## STATED PROBLEM
Select all lines holding the word "title" from the entries that follow.

>> START

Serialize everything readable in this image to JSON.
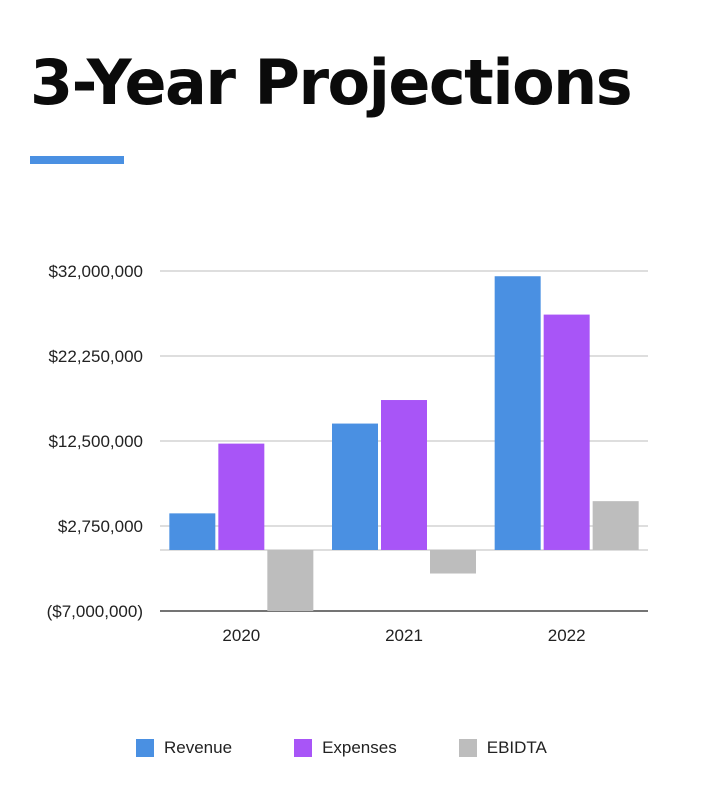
{
  "title": "3-Year Projections",
  "colors": {
    "accent": "#4a90e2",
    "revenue": "#4a90e2",
    "expenses": "#a855f7",
    "ebidta": "#bdbdbd"
  },
  "chart_data": {
    "type": "bar",
    "title": "3-Year Projections",
    "categories": [
      "2020",
      "2021",
      "2022"
    ],
    "series": [
      {
        "name": "Revenue",
        "values": [
          4200000,
          14500000,
          31400000
        ]
      },
      {
        "name": "Expenses",
        "values": [
          12200000,
          17200000,
          27000000
        ]
      },
      {
        "name": "EBIDTA",
        "values": [
          -7000000,
          -2700000,
          5600000
        ]
      }
    ],
    "ylim": [
      -7000000,
      32000000
    ],
    "yticks": [
      -7000000,
      2750000,
      12500000,
      22250000,
      32000000
    ],
    "ytick_labels": [
      "($7,000,000)",
      "$2,750,000",
      "$12,500,000",
      "$22,250,000",
      "$32,000,000"
    ],
    "xlabel": "",
    "ylabel": "",
    "grid": true,
    "legend_position": "bottom"
  }
}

>> END

## RESPONSE TO THIS EXERCISE
  "title": "3-Year Projections",
    "title": "3-Year Projections",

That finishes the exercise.